(Data records)
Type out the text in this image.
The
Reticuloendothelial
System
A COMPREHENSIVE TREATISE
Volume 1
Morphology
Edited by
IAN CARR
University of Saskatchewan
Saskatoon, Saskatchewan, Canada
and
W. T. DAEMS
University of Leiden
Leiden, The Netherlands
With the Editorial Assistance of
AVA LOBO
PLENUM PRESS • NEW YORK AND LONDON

[Given request]: Each line holding "Saskatchewan" must be found and copied.

[Answer for the task]:
University of Saskatchewan
Saskatoon, Saskatchewan, Canada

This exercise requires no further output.